Over the next hour or so he commented on the game between the Yankees and the Dodgers, the weather, and the view. I mentioned that Dodgers first baseman Steve Garvey was my favorite current player because he was obliging to everyone. The man shook his head in agreement.

With a few innings to go, he got up, wished me a good day, and headed to the elevator. As the elevator door opened, I heard the press box attendant say, “Have a nice day, Red.”

“You too,” the nattily dressed elderly gentleman said as the elevator door closed.

It hit me like a baseball bat on my head. I had been sitting next to Red Smith, the legendary sports columnist who knew Babe Ruth, Lou Gehrig, Ty Cobb and other baseball greats.

What a wasted opportunity! What stories I could have heard! What great lines he penned, such as these two beauties: “Baseball is dull only to those with dull minds” and “Ninety feet between the bases is the closest to perfection that man has yet to achieve.”

As memorable as that spring training was 41 years ago, spring training 2017 will go down as even more memorable.

The reason is the brand new, absolutely beautiful complex of The Ballpark of the Palm Beaches, housing the Houston Astros and the Washington Nationals.

It’s only 3.4 miles from my winter dugout in West Palm Beach’s Century Village. All I have to do is exit the village (facing the Aitz Chaim shul on Haverhill), turn left on Haverhill for 2.8 miles, and the 160-acre large complex with its welcoming signs and palm trees fairly screams “This is Florida and this is special.”

####

The exercise:
Answer these questions using the spring training reminiscence above.
1. Which Dodgers player does the writer name as a favorite current player?
2. Which two teams does The Ballpark of the Palm Beaches house?
3. How far is the ballpark from the writer's winter home in Century Village?

Information shown:
####

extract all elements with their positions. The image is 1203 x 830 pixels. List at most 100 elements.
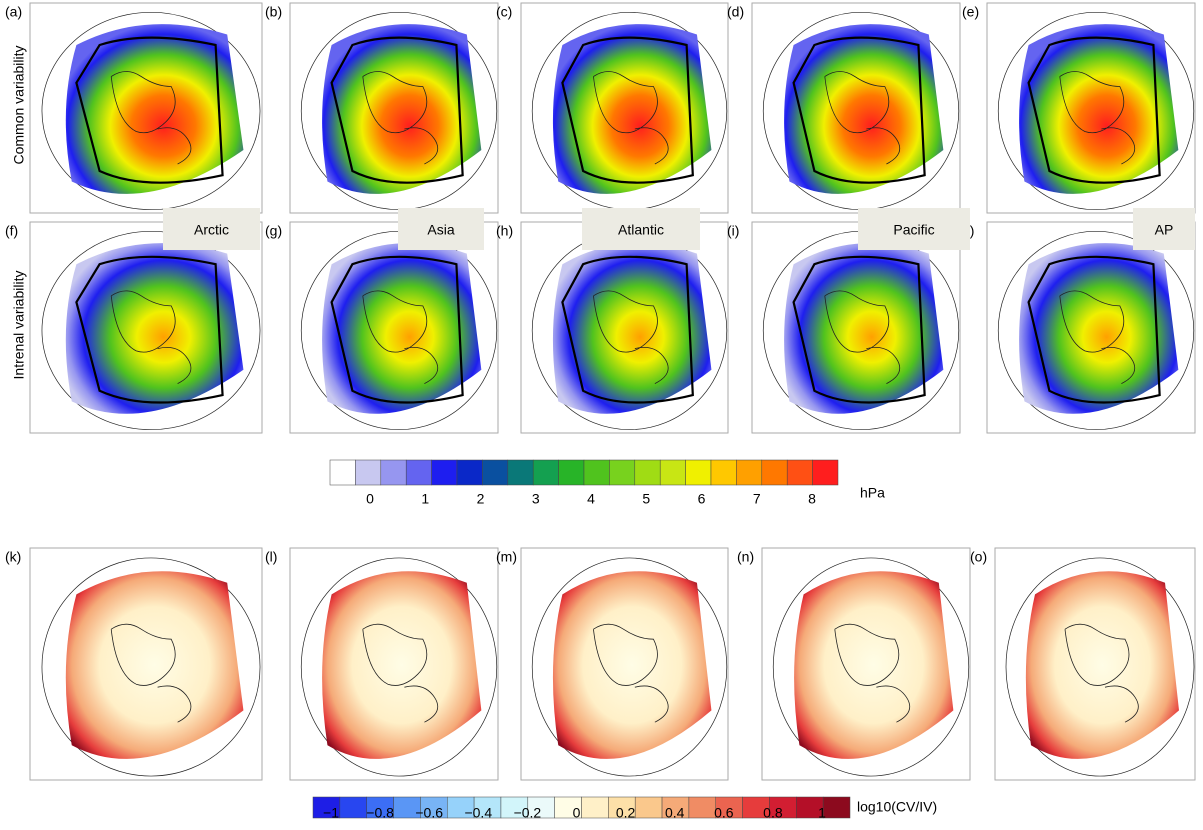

####

Answer:
1. Steve Garvey
2. The Houston Astros and the Washington Nationals
3. 3.4 miles